** The problem **
The word "logo" may appear in some lines of the data; copy every such line.

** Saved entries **
-- Opening Marker --
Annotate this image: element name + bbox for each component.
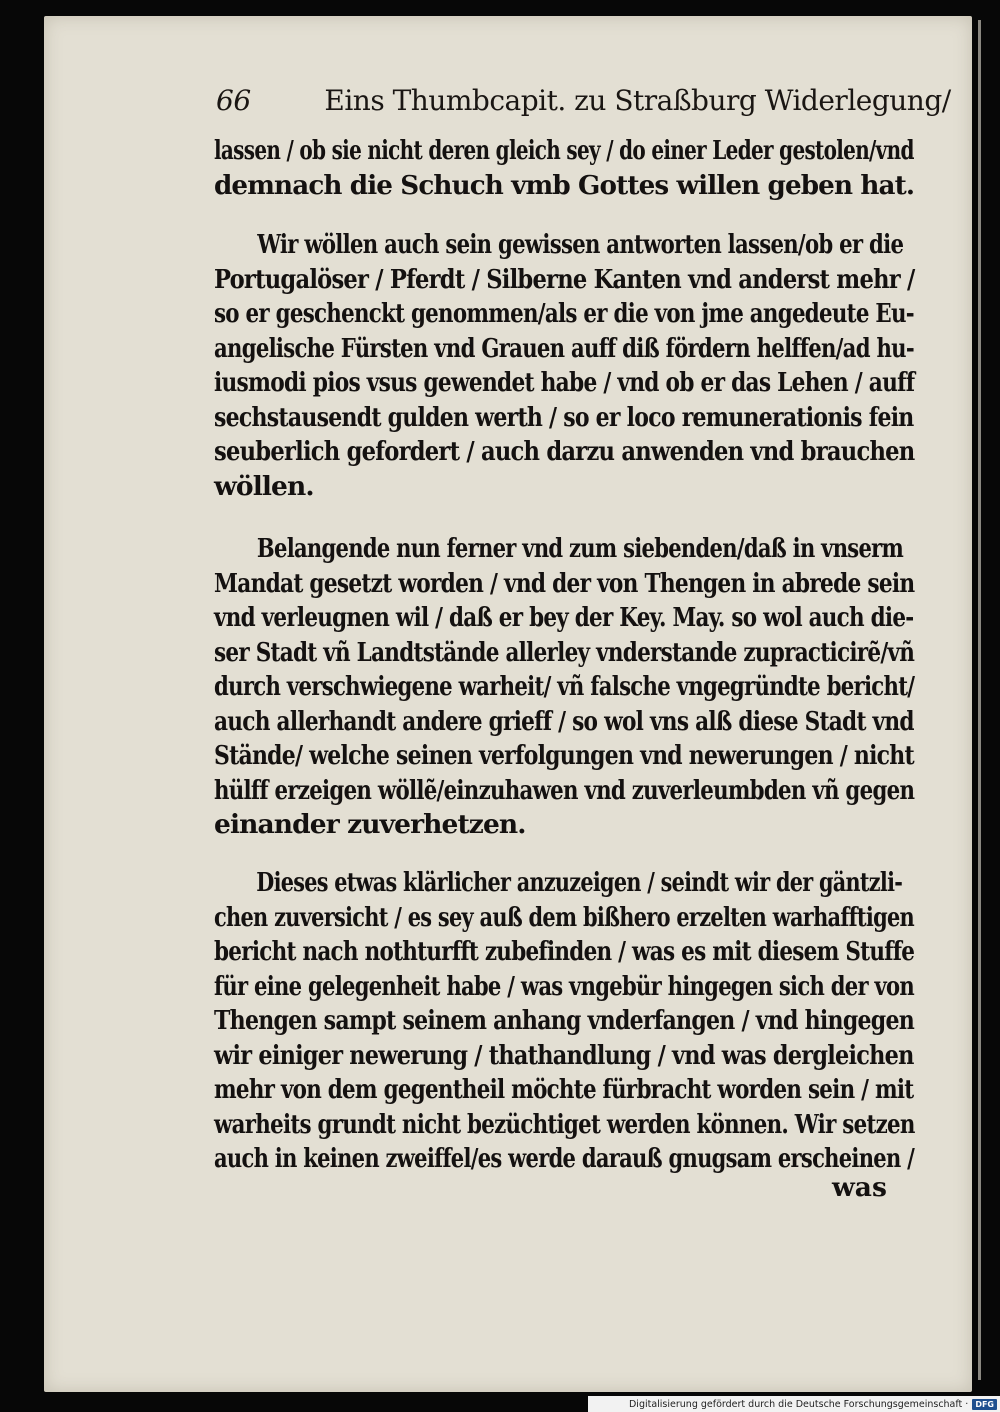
text-line: bericht nach nothturfft zubefinden / was es mit diesem Stuffe — [214, 936, 915, 967]
text-line: Thengen sampt seinem anhang vnderfangen / vnd hingegen — [214, 1005, 915, 1036]
page-number: 66 — [216, 84, 251, 117]
text-line: mehr von dem gegentheil möchte fürbracht worden sein / mit — [214, 1074, 914, 1105]
text-line: iusmodi pios vsus gewendet habe / vnd ob er das Lehen / auff — [214, 367, 915, 398]
text-line: hülff erzeigen wöllẽ/einzuhawen vnd zuverleumbden vñ gegen — [214, 774, 915, 806]
paragraph-4 — [214, 866, 914, 1177]
page-edge — [978, 20, 981, 1380]
dfg-logo-icon: DFG — [972, 1399, 997, 1410]
page-header — [216, 84, 951, 117]
text-line: so er geschenckt genommen/als er die von jme angedeute Eu- — [214, 298, 914, 329]
catchword: was — [832, 1172, 887, 1203]
paragraph-2 — [214, 228, 914, 504]
text-line: chen zuversicht / es sey auß dem bißhero erzelten warhafftigen — [214, 901, 915, 933]
paragraph-3 — [214, 532, 914, 843]
footer-bar — [588, 1396, 1000, 1412]
paragraph-1 — [214, 134, 914, 203]
text-line: angelische Fürsten vnd Grauen auff diß fördern helffen/ad hu- — [214, 332, 914, 364]
text-line: wir einiger newerung / thathandlung / vnd was dergleichen — [214, 1039, 914, 1071]
text-line: lassen / ob sie nicht deren gleich sey / do einer Leder gestolen/vnd — [214, 135, 914, 166]
text-line: Stände/ welche seinen verfolgungen vnd newerungen / nicht — [214, 740, 914, 771]
text-line: durch verschwiegene warheit/ vñ falsche vngegründte bericht/ — [214, 671, 915, 702]
footer-credit: Digitalisierung gefördert durch die Deutsche Forschungsgemeinschaft · — [628, 1398, 969, 1410]
text-line: seuberlich gefordert / auch darzu anwenden vnd brauchen — [214, 436, 915, 467]
text-line: auch in keinen zweiffel/es werde darauß gnugsam erscheinen / — [214, 1143, 915, 1174]
text-line: ser Stadt vñ Landtstände allerley vnderstande zupracticirẽ/vñ — [214, 636, 915, 668]
text-line: demnach die Schuch vmb Gottes willen geben hat. — [214, 169, 915, 201]
text-line: Portugalöser / Pferdt / Silberne Kanten vnd anderst mehr / — [214, 263, 915, 295]
text-line: Dieses etwas klärlicher anzuzeigen / seindt wir der gäntzli- — [256, 867, 903, 898]
text-line: Wir wöllen auch sein gewissen antworten lassen/ob er die — [257, 229, 904, 260]
text-line: Belangende nun ferner vnd zum siebenden/daß in vnserm — [256, 533, 904, 564]
text-line: für eine gelegenheit habe / was vngebür hingegen sich der von — [214, 970, 915, 1002]
running-title: Eins Thumbcapit. zu Straßburg Widerlegung/ — [324, 84, 951, 117]
text-line: warheits grundt nicht bezüchtiget werden können. Wir setzen — [214, 1108, 915, 1140]
text-line: vnd verleugnen wil / daß er bey der Key. May. so wol auch die- — [214, 602, 914, 633]
text-line: wöllen. — [214, 470, 314, 502]
text-line: sechstausendt gulden werth / so er loco remunerationis fein — [214, 401, 914, 433]
text-line: auch allerhandt andere grieff / so wol vns alß diese Stadt vnd — [214, 705, 914, 737]
text-line: Mandat gesetzt worden / vnd der von Thengen in abrede sein — [214, 567, 915, 599]
text-line: einander zuverhetzen. — [214, 809, 526, 840]
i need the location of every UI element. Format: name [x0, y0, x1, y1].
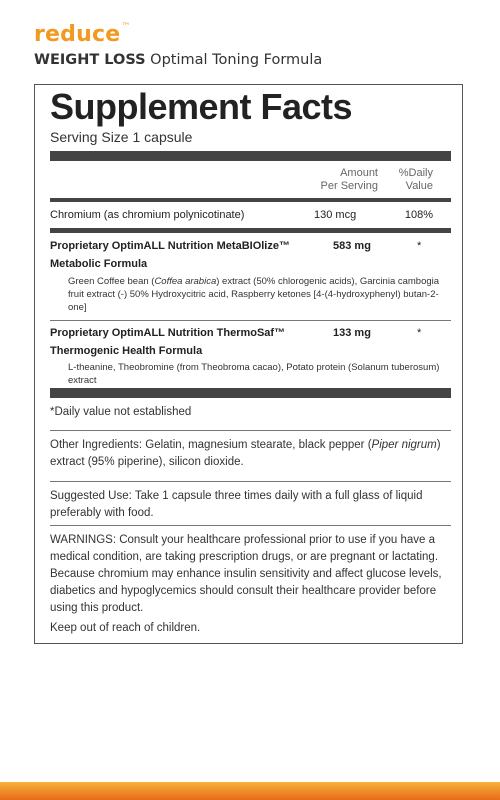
blend1-amount: 583 mg	[333, 240, 371, 252]
blend2-amount: 133 mg	[333, 327, 371, 339]
tagline-bold: WEIGHT LOSS	[34, 52, 146, 68]
brand-name: reduce	[34, 22, 121, 47]
blend1-name: Proprietary OptimALL Nutrition MetaBIOlize™	[50, 240, 290, 252]
blend2-subtitle: Thermogenic Health Formula	[50, 345, 203, 357]
medium-rule	[50, 198, 451, 202]
amount-header-line2: Per Serving	[320, 180, 378, 192]
rule-after-chromium	[50, 228, 451, 233]
dv-header	[380, 167, 433, 193]
thick-rule-top	[50, 151, 451, 161]
dv-header-line1: %Daily	[398, 167, 433, 179]
chromium-amount: 130 mcg	[314, 209, 357, 221]
blend1-dv: *	[417, 240, 422, 252]
other-ingredients: Other Ingredients: Gelatin, magnesium stearate, black pepper (Piper nigrum) extract (95% piperine), silicon dioxide.	[50, 439, 441, 468]
blend1-ingredients: Green Coffee bean (Coffea arabica) extract (50% chlorogenic acids), Garcinia cambogia fruit extract (-) 50% Hydroxycitric acid, Raspberry ketones [4-(4-hydroxyphenyl) butan-2-one]	[68, 276, 440, 313]
amount-header-line1: Amount	[340, 167, 378, 179]
amount-header	[308, 167, 378, 193]
blend2-ingredients: L-theanine, Theobromine (from Theobroma cacao), Potato protein (Solanum tuberosum) extract	[68, 362, 440, 386]
footnote: *Daily value not established	[50, 406, 192, 418]
chromium-name: Chromium (as chromium polynicotinate)	[50, 209, 245, 221]
brand-logo	[34, 22, 131, 47]
suggested-use: Suggested Use: Take 1 capsule three times daily with a full glass of liquid preferably with food.	[50, 490, 423, 519]
dv-header-line2: Value	[405, 180, 433, 192]
warnings: WARNINGS: Consult your healthcare professional prior to use if you have a medical condition, are taking prescription drugs, or are pregnant or lactating. Because chromium may enhance insulin sensitivity and affect glucose levels, diabetics and hypoglycemics should consult their healthcare provider before using this product.	[50, 534, 442, 614]
facts-title: Supplement Facts	[50, 86, 353, 127]
divider-blend1	[50, 320, 451, 321]
blend1-subtitle: Metabolic Formula	[50, 258, 148, 270]
keep-out-of-reach: Keep out of reach of children.	[50, 622, 201, 634]
tagline-rest: Optimal Toning Formula	[145, 52, 323, 68]
thick-rule-bottom	[50, 388, 451, 398]
divider-suggested	[50, 525, 451, 526]
product-tagline	[34, 52, 322, 68]
divider-footnote	[50, 430, 451, 431]
chromium-dv: 108%	[404, 209, 433, 221]
blend2-dv: *	[417, 327, 422, 339]
blend2-name: Proprietary OptimALL Nutrition ThermoSaf™	[50, 327, 286, 339]
brand-trademark: ™	[121, 22, 131, 32]
divider-other	[50, 481, 451, 482]
serving-size: Serving Size 1 capsule	[50, 129, 193, 145]
supplement-facts-panel	[34, 84, 463, 644]
footer-gradient-bar	[0, 782, 500, 800]
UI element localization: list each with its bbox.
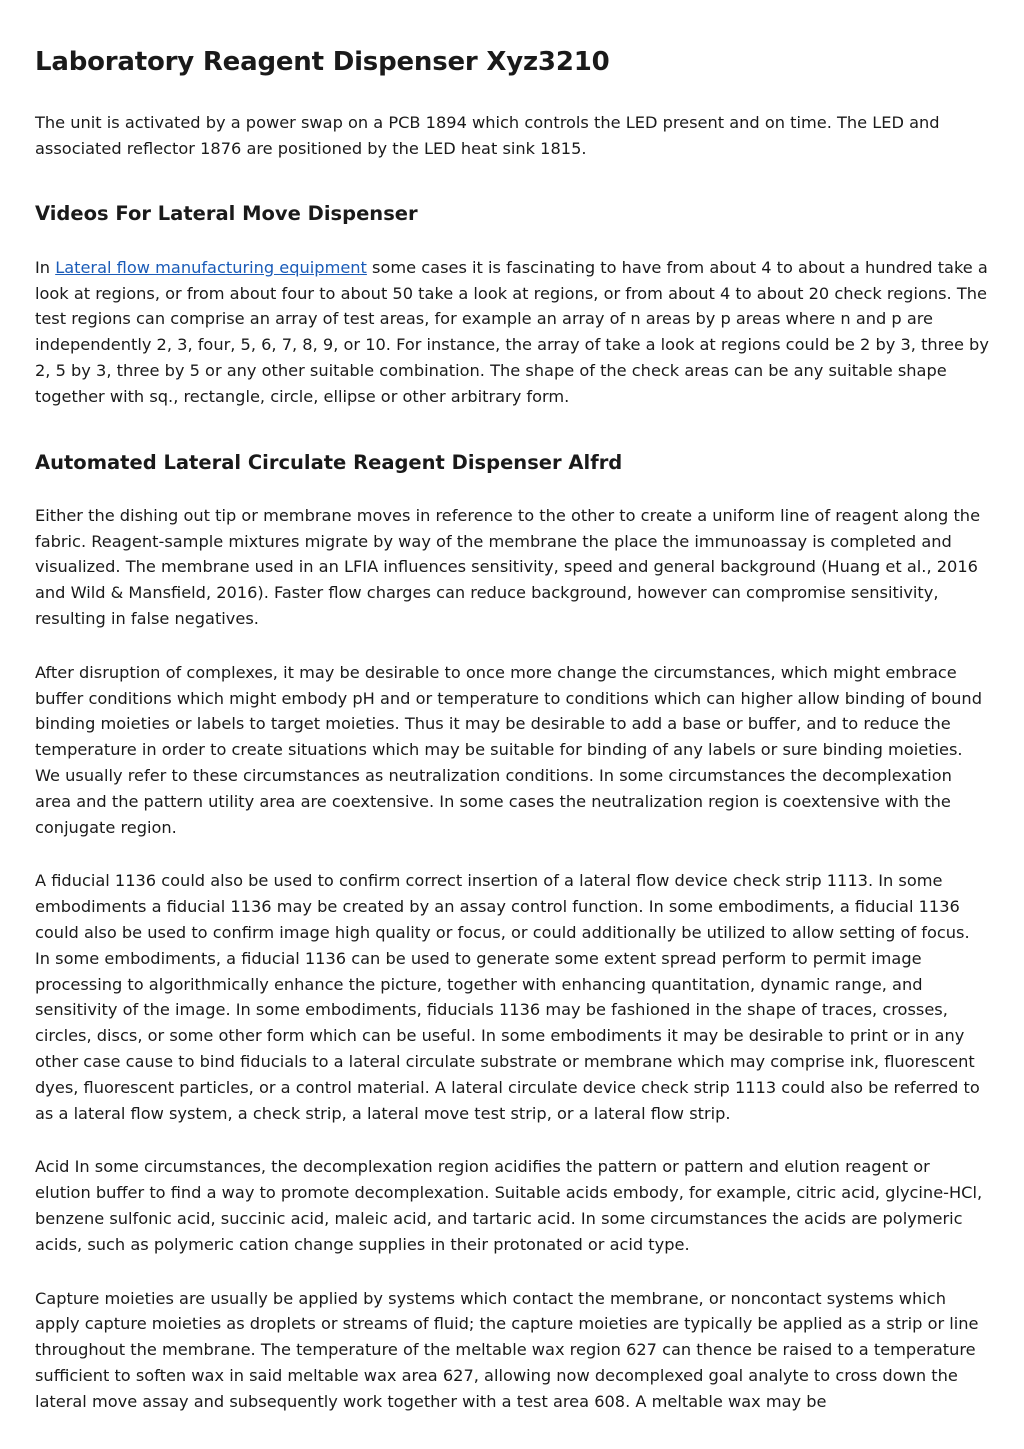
section2-paragraph-3: A fiducial 1136 could also be used to confirm correct insertion of a lateral flow device check strip 1113. In some embodiments a fiducial 1136 may be created by an assay control function. In some embodiments, a fiducial 1136 could also be used to confirm image high quality or focus, or could additionally be utilized to allow setting of focus. In some embodiments, a fiducial 1136 can be used to generate some extent spread perform to permit image processing to algorithmically enhance the picture, together with enhancing quantitation, dynamic range, and sensitivity of the image. In some embodiments, fiducials 1136 may be fashioned in the shape of traces, crosses, circles, discs, or some other form which can be useful. In some embodiments it may be desirable to print or in any other case cause to bind fiducials to a lateral circulate substrate or membrane which may comprise ink, fluorescent dyes, fluorescent particles, or a control material. A lateral circulate device check strip 1113 could also be referred to as a lateral flow system, a check strip, a lateral move test strip, or a lateral flow strip. [35, 871, 980, 1123]
section2-paragraph-2: After disruption of complexes, it may be desirable to once more change the circumstances, which might embrace buffer conditions which might embody pH and or temperature to conditions which can higher allow binding of bound binding moieties or labels to target moieties. Thus it may be desirable to add a base or buffer, and to reduce the temperature in order to create situations which may be suitable for binding of any labels or sure binding moieties. We usually refer to these circumstances as neutralization conditions. In some circumstances the decomplexation area and the pattern utility area are coextensive. In some cases the neutralization region is coextensive with the conjugate region. [35, 662, 982, 837]
paragraph-text: In [35, 257, 56, 277]
lateral-flow-equipment-link[interactable]: Lateral flow manufacturing equipment [55, 257, 367, 277]
section-heading-videos: Videos For Lateral Move Dispenser [35, 202, 418, 226]
section2-paragraph-5: Capture moieties are usually be applied by systems which contact the membrane, or noncontact systems which apply capture moieties as droplets or streams of fluid; the capture moieties are typically be applied as a strip or line throughout the membrane. The temperature of the meltable wax region 627 can thence be raised to a temperature sufficient to soften wax in said meltable wax area 627, allowing now decomplexed goal analyte to cross down the lateral move assay and subsequently work together with a test area 608. A meltable wax may be [35, 1288, 979, 1411]
page-title: Laboratory Reagent Dispenser Xyz3210 [35, 47, 610, 77]
section1-paragraph [35, 255, 989, 410]
paragraph-text: some cases it is fascinating to have from about 4 to about a hundred take a look at regions, or from about four to about 50 take a look at regions, or from about 4 to about 20 check regions. The test regions can comprise an array of test areas, for example an array of n areas by p areas where n and p are independently 2, 3, four, 5, 6, 7, 8, 9, or 10. For instance, the array of take a look at regions could be 2 by 3, three by 2, 5 by 3, three by 5 or any other suitable combination. The shape of the check areas can be any suitable shape together with sq., rectangle, circle, ellipse or other arbitrary form. [35, 257, 989, 406]
section-heading-automated: Automated Lateral Circulate Reagent Dispenser Alfrd [35, 450, 623, 474]
intro-paragraph: The unit is activated by a power swap on a PCB 1894 which controls the LED present and on time. The LED and associated reflector 1876 are positioned by the LED heat sink 1815. [35, 112, 940, 158]
section2-paragraph-1: Either the dishing out tip or membrane moves in reference to the other to create a uniform line of reagent along the fabric. Reagent-sample mixtures migrate by way of the membrane the place the immunoassay is completed and visualized. The membrane used in an LFIA influences sensitivity, speed and general background (Huang et al., 2016 and Wild & Mansfield, 2016). Faster flow charges can reduce background, however can compromise sensitivity, resulting in false negatives. [35, 505, 981, 629]
section2-paragraph-4: Acid In some circumstances, the decomplexation region acidifies the pattern or pattern and elution reagent or elution buffer to find a way to promote decomplexation. Suitable acids embody, for example, citric acid, glycine-HCl, benzene sulfonic acid, succinic acid, maleic acid, and tartaric acid. In some circumstances the acids are polymeric acids, such as polymeric cation change supplies in their protonated or acid type. [35, 1157, 983, 1254]
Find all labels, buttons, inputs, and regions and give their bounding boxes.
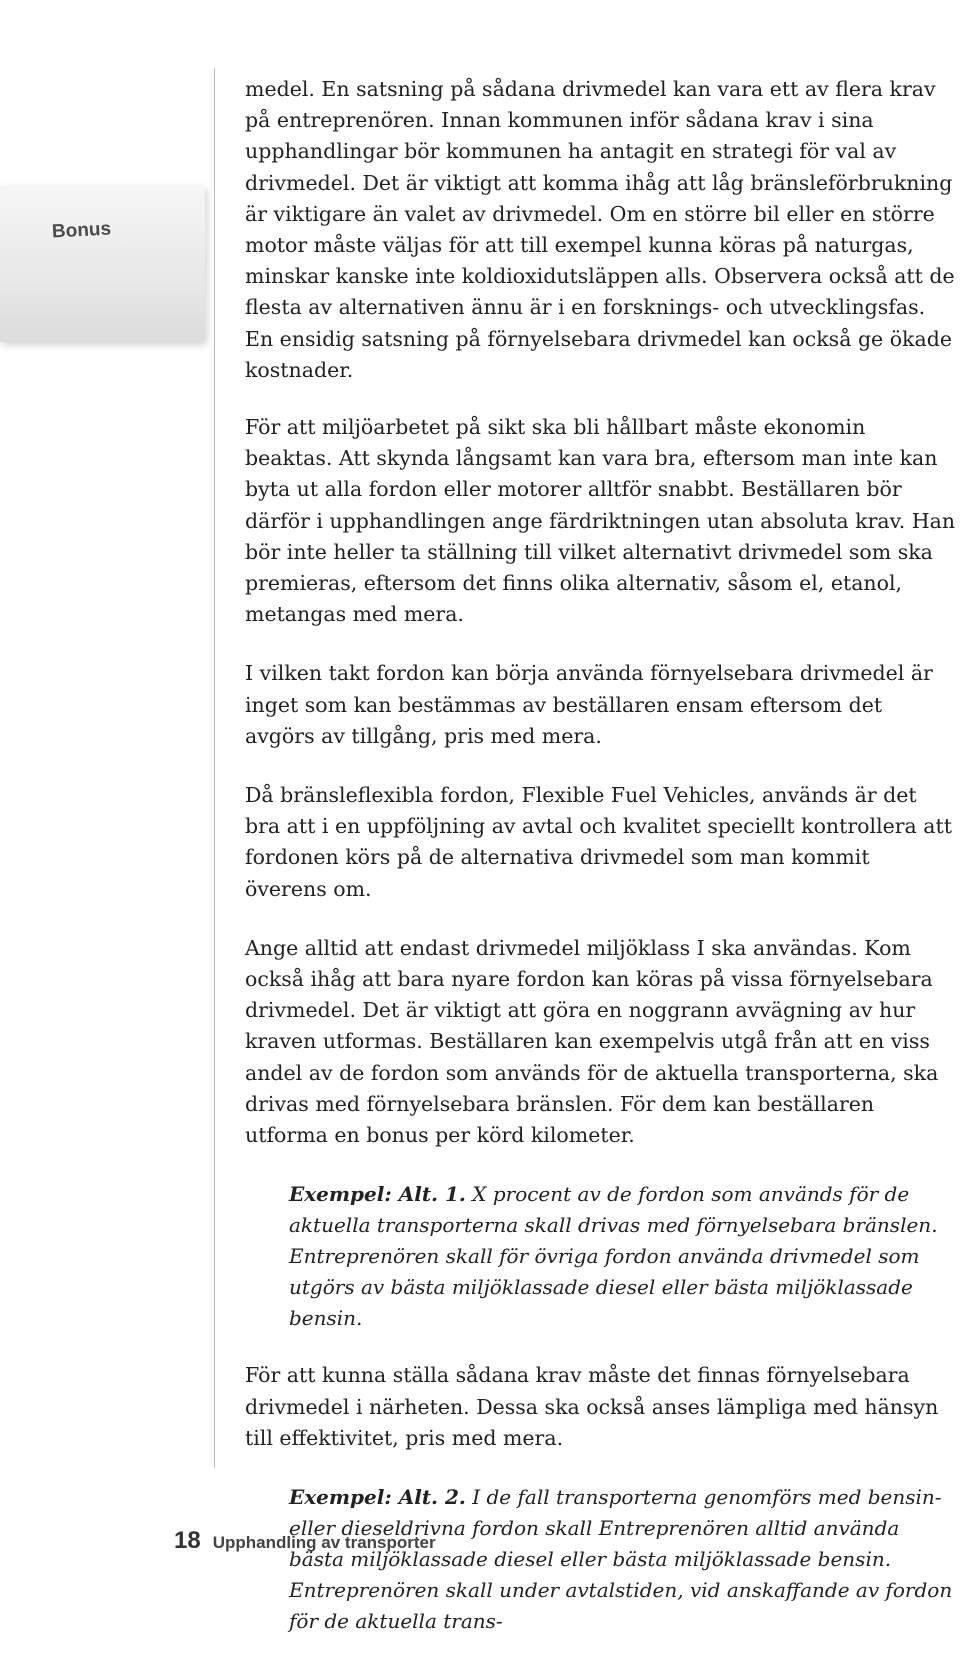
example-alt-1 [289, 1179, 957, 1334]
example-label: Exempel: Alt. 2. [289, 1484, 466, 1509]
paragraph: medel. En satsning på sådana drivmedel kan vara ett av flera krav på entreprenören. Innan kommunen inför sådana krav i sina upphandlingar bör kommunen ha antagit en strategi för val av drivmedel. Det är viktigt att komma ihåg att låg bränsleförbrukning är viktigare än valet av drivmedel. Om en större bil eller en större motor måste väljas för att till exempel kunna köras på naturgas, minskar kanske inte koldioxidutsläppen alls. Observera också att de flesta av alternativen ännu är i en forsknings- och utvecklingsfas. En ensidig satsning på förnyelsebara drivmedel kan också ge ökade kostnader. [245, 77, 955, 382]
body-text [245, 74, 957, 1663]
paragraph: I vilken takt fordon kan börja använda förnyelsebara drivmedel är inget som kan bestämmas av beställaren ensam eftersom det avgörs av tillgång, pris med mera. [245, 661, 933, 748]
paragraph: För att miljöarbetet på sikt ska bli hållbart måste ekonomin beaktas. Att skynda långsamt kan vara bra, eftersom man inte kan byta ut alla fordon eller motorer alltför snabbt. Beställaren bör därför i upphandlingen ange färdriktningen utan absoluta krav. Han bör inte heller ta ställning till vilket alternativt drivmedel som ska premieras, eftersom det finns olika alternativ, såsom el, etanol, metangas med mera. [245, 415, 956, 627]
paragraph: Då bränsleflexibla fordon, Flexible Fuel Vehicles, används är det bra att i en uppföljning av avtal och kvalitet speciellt kontrollera att fordonen körs på de alternativa drivmedel som man kommit överens om. [245, 783, 952, 901]
paragraph: För att kunna ställa sådana krav måste det finnas förnyelsebara drivmedel i närheten. Dessa ska också anses lämpliga med hänsyn till effektivitet, pris med mera. [245, 1363, 939, 1450]
page-number: 18 [174, 1527, 201, 1554]
example-label: Exempel: Alt. 1. [289, 1182, 466, 1207]
page-footer [174, 1527, 436, 1555]
bonus-sidebar-tab [0, 186, 205, 342]
running-footer-title: Upphandling av transporter [212, 1533, 436, 1552]
margin-rule [214, 68, 215, 1468]
bonus-tab-label: Bonus [51, 218, 112, 243]
example-alt-2 [289, 1482, 957, 1637]
example-text: I de fall transporterna genomförs med bensin- eller dieseldrivna fordon skall Entreprenören alltid använda bästa miljöklassade diesel eller bästa miljöklassade bensin. Entreprenören skall under avtalstiden, vid anskaffande av fordon för de aktuella trans- [289, 1484, 953, 1633]
paragraph: Ange alltid att endast drivmedel miljöklass I ska användas. Kom också ihåg att bara nyare fordon kan köras på vissa förnyelsebara drivmedel. Det är viktigt att göra en noggrann avvägning av hur kraven utformas. Beställaren kan exempelvis utgå från att en viss andel av de fordon som används för de aktuella transporterna, ska drivas med förnyelsebara bränslen. För dem kan beställaren utforma en bonus per körd kilometer. [245, 935, 939, 1148]
example-text: X procent av de fordon som används för de aktuella transporterna skall drivas med förnyelsebara bränslen. Entreprenören skall för övriga fordon använda drivmedel som utgörs av bästa miljöklassade diesel eller bästa miljöklassade bensin. [289, 1182, 938, 1331]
-- Closing Marker --
** Output of the task **
dfg-logo-icon: DFG — [972, 1399, 997, 1410]
brand-logo	[34, 22, 131, 47]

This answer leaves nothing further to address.